TASK PROMPT: Report each line of the data that has "категории" somewhere in it.

[START]

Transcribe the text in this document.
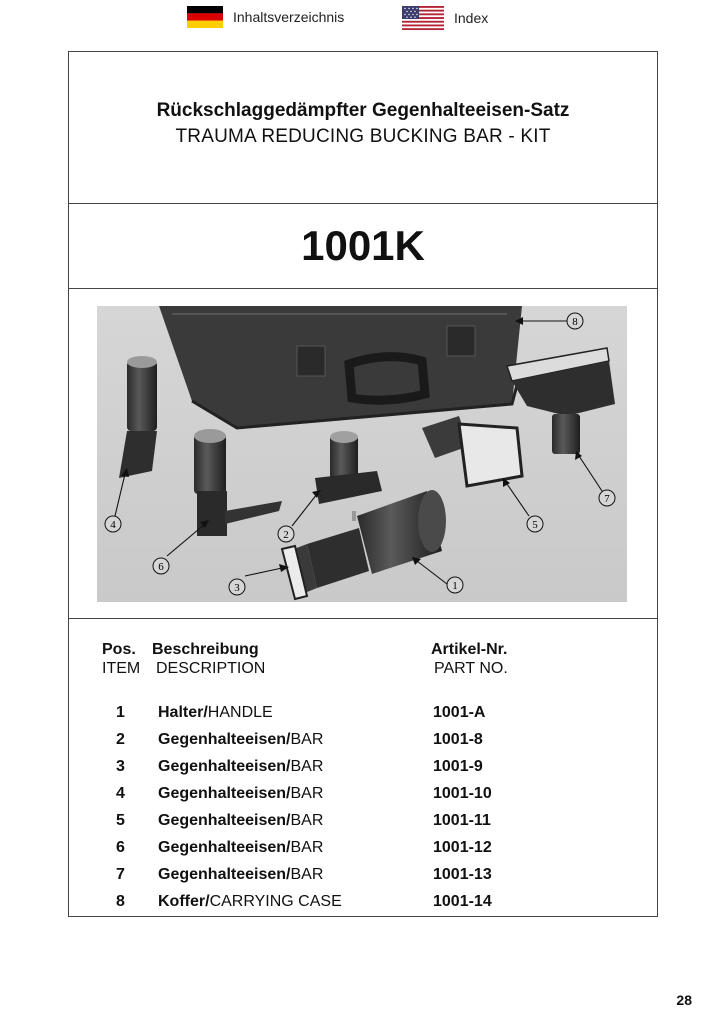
Inhaltsverzeichnis	Index
Rückschlaggedämpfter Gegenhalteeisen-Satz
TRAUMA REDUCING BUCKING BAR - KIT
1001K
8
4
6
2
3	1
5
7
Pos. Beschreibung	Artikel-Nr.
ITEM DESCRIPTION	PART NO.
1 Halter/HANDLE	1001-A
2 Gegenhalteeisen/BAR	1001-8
3 Gegenhalteeisen/BAR	1001-9
4 Gegenhalteeisen/BAR	1001-10
5 Gegenhalteeisen/BAR	1001-11
6 Gegenhalteeisen/BAR	1001-12
7 Gegenhalteeisen/BAR	1001-13
8 Koffer/CARRYING CASE	1001-14
28
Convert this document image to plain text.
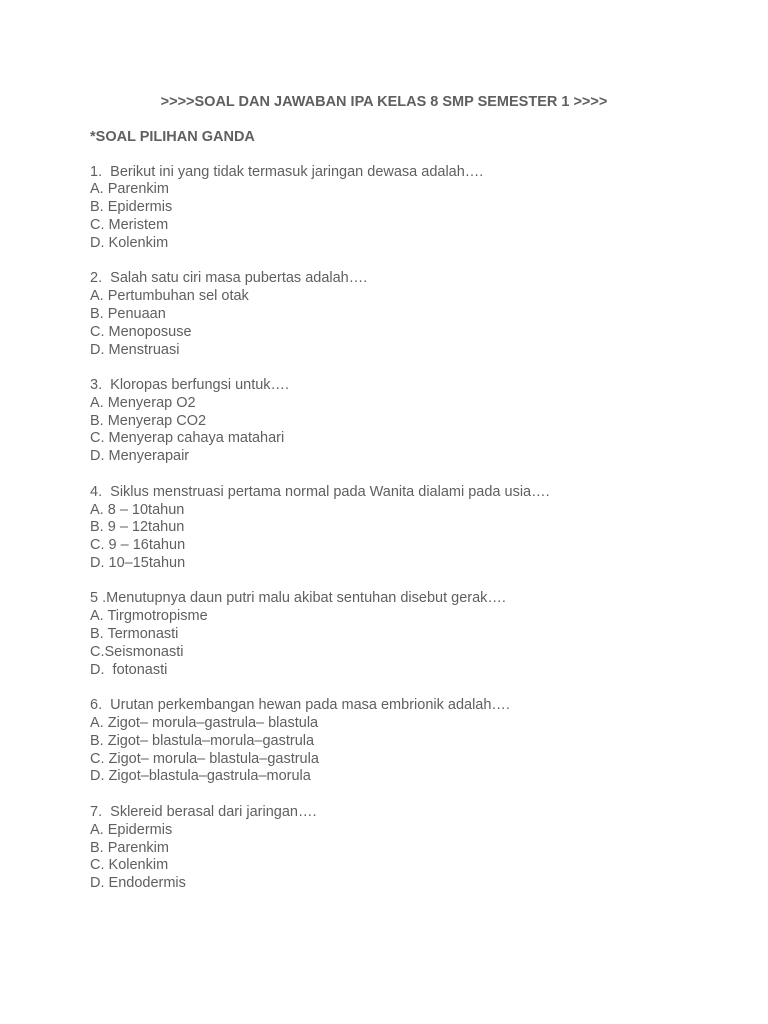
>>>>SOAL DAN JAWABAN IPA KELAS 8 SMP SEMESTER 1 >>>>
*SOAL PILIHAN GANDA
1.  Berikut ini yang tidak termasuk jaringan dewasa adalah….
A. Parenkim
B. Epidermis
C. Meristem
D. Kolenkim
2.  Salah satu ciri masa pubertas adalah….
A. Pertumbuhan sel otak
B. Penuaan
C. Menoposuse
D. Menstruasi
3.  Kloropas berfungsi untuk….
A. Menyerap O2
B. Menyerap CO2
C. Menyerap cahaya matahari
D. Menyerapair
4.  Siklus menstruasi pertama normal pada Wanita dialami pada usia….
A. 8 – 10tahun
B. 9 – 12tahun
C. 9 – 16tahun
D. 10–15tahun
5 .Menutupnya daun putri malu akibat sentuhan disebut gerak….
A. Tirgmotropisme
B. Termonasti
C.Seismonasti
D.  fotonasti
6.  Urutan perkembangan hewan pada masa embrionik adalah….
A. Zigot– morula–gastrula– blastula
B. Zigot– blastula–morula–gastrula
C. Zigot– morula– blastula–gastrula
D. Zigot–blastula–gastrula–morula
7.  Sklereid berasal dari jaringan….
A. Epidermis
B. Parenkim
C. Kolenkim
D. Endodermis
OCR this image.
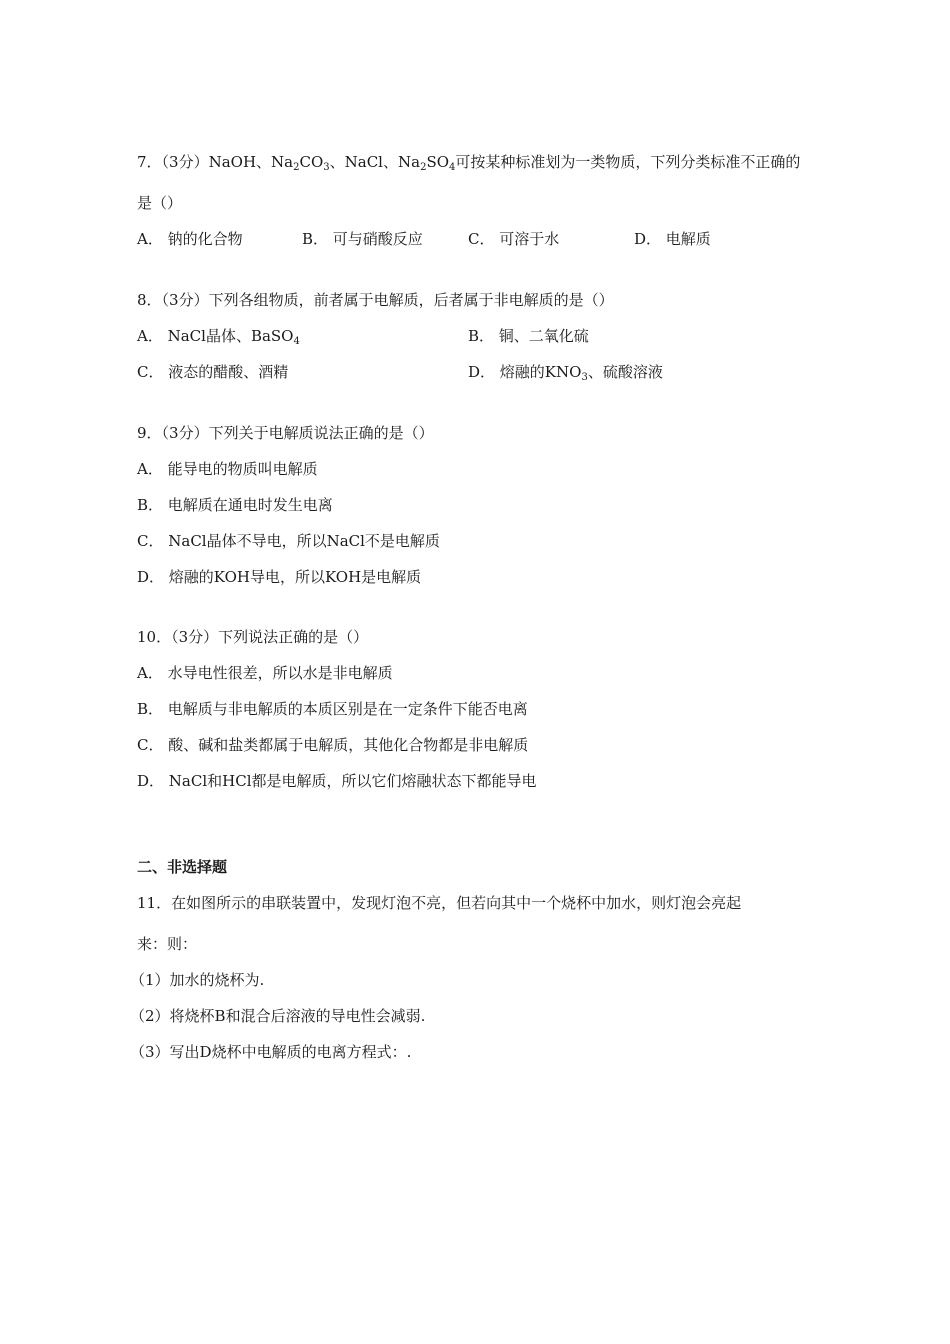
7．（3分）NaOH、$Na_2CO_3$、NaCl、$Na_2SO_4$可按某种标准划为一类物质，下列分类标准不正确的
是（）
A． 钠的化合物	B． 可与硝酸反应	C． 可溶于水	D． 电解质
8．（3分）下列各组物质，前者属于电解质，后者属于非电解质的是（）
A． NaCl晶体、BaSO$_4$	B． 铜、二氧化硫
C． 液态的醋酸、酒精	D． 熔融的$KNO_3$、硫酸溶液
9．（3分）下列关于电解质说法正确的是（）
A． 能导电的物质叫电解质
B． 电解质在通电时发生电离
C． NaCl晶体不导电，所以NaCl不是电解质
D． 熔融的KOH导电，所以KOH是电解质
10．（3分）下列说法正确的是（）
A． 水导电性很差，所以水是非电解质
B． 电解质与非电解质的本质区别是在一定条件下能否电离
C． 酸、碱和盐类都属于电解质，其他化合物都是非电解质
D． NaCl和HCl都是电解质，所以它们熔融状态下都能导电
二、非选择题
11．在如图所示的串联装置中，发现灯泡不亮，但若向其中一个烧杯中加水，则灯泡会亮起
来：则：
（1）加水的烧杯为.
（2）将烧杯B和混合后溶液的导电性会减弱.
（3）写出D烧杯中电解质的电离方程式：.
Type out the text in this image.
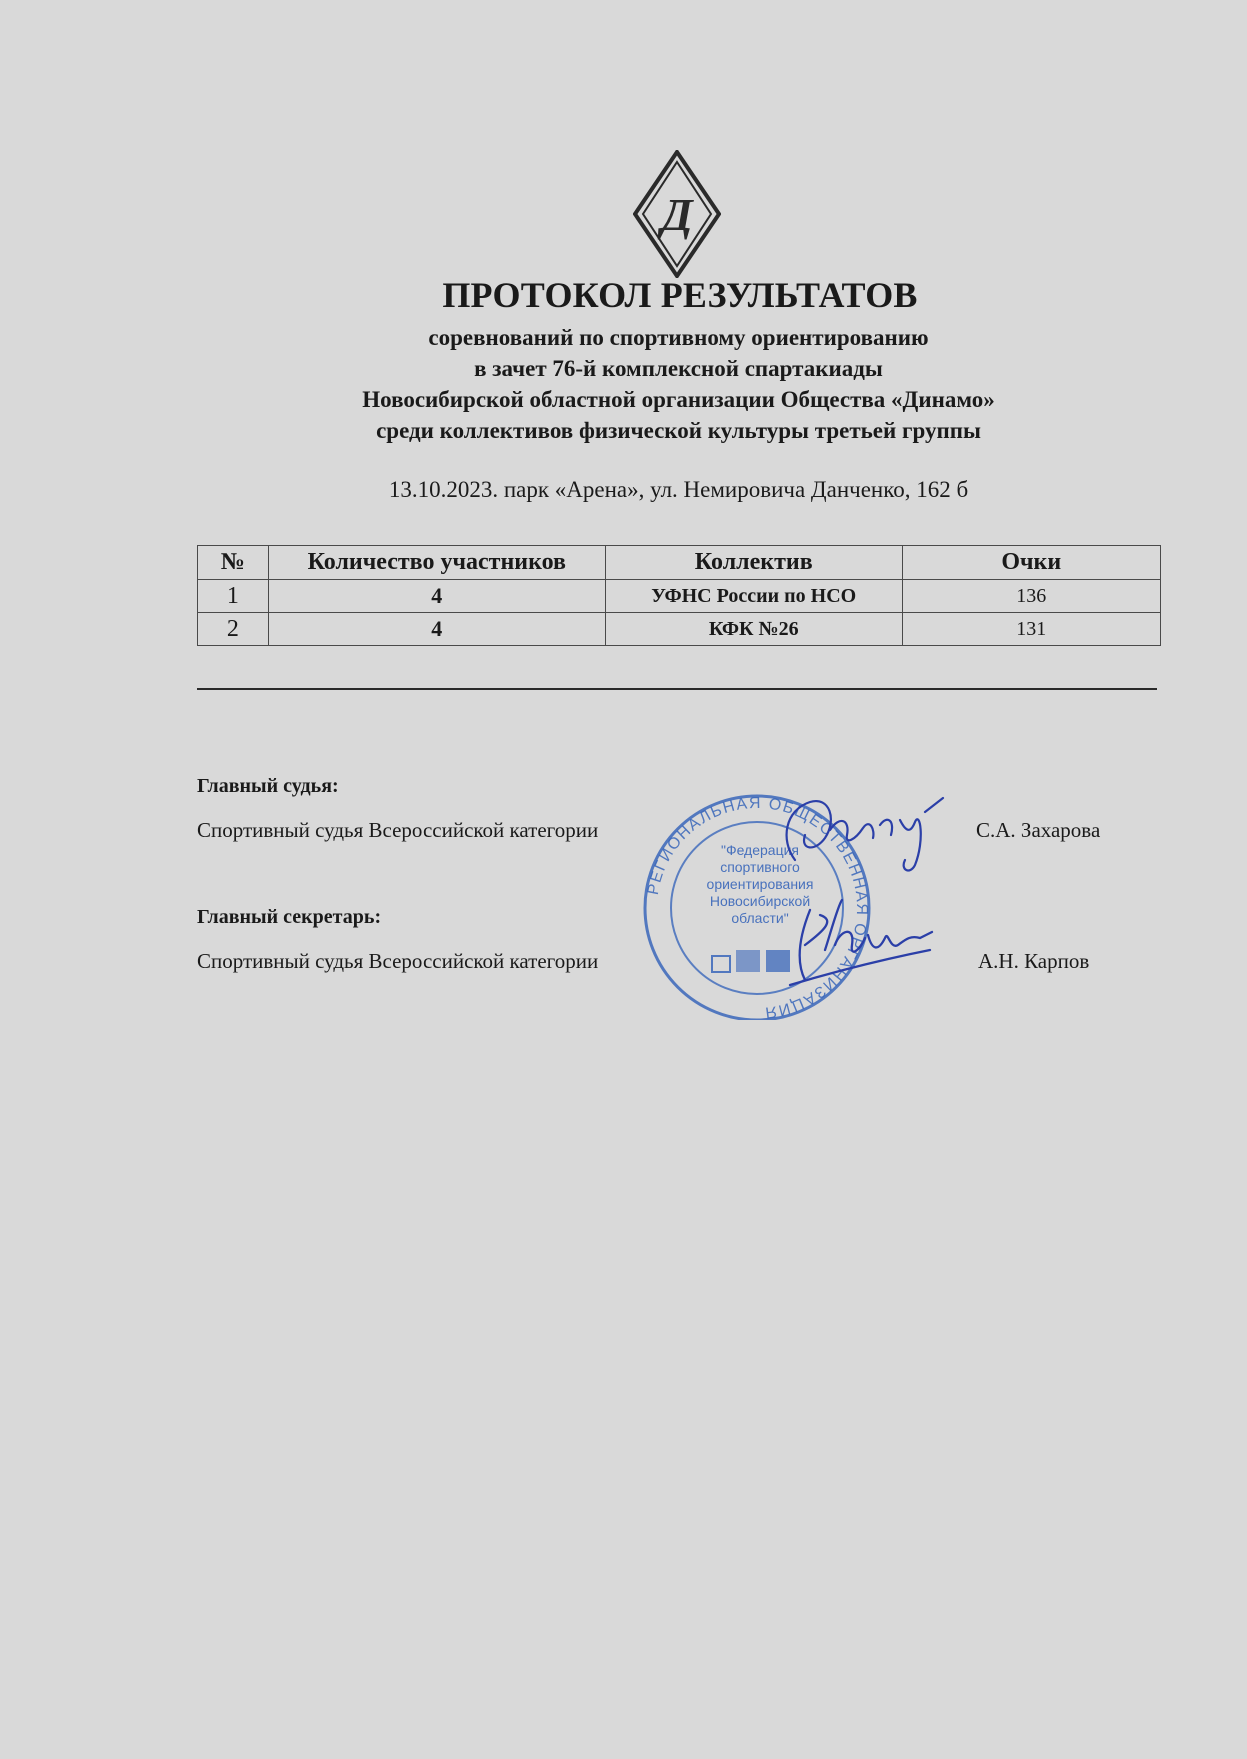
Д
ПРОТОКОЛ РЕЗУЛЬТАТОВ
соревнований по спортивному ориентированию
в зачет 76-й комплексной спартакиады
Новосибирской областной организации Общества «Динамо»
среди коллективов физической культуры третьей группы
13.10.2023. парк «Арена», ул. Немировича Данченко, 162 б
№	Количество участников	Коллектив	Очки
1	4	УФНС России по НСО	136
2	4	КФК №26	131
Главный судья:
Спортивный судья Всероссийской категории	С.А. Захарова
Главный секретарь:
Спортивный судья Всероссийской категории	А.Н. Карпов
РЕГИОНАЛЬНАЯ ОБЩЕСТВЕННАЯ ОРГАНИЗАЦИЯ
"Федерация
спортивного
ориентирования
Новосибирской
области"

[END]

OUTPUT:
Спортивный судья Всероссийской категории	С.А. Захарова
Спортивный судья Всероссийской категории	А.Н. Карпов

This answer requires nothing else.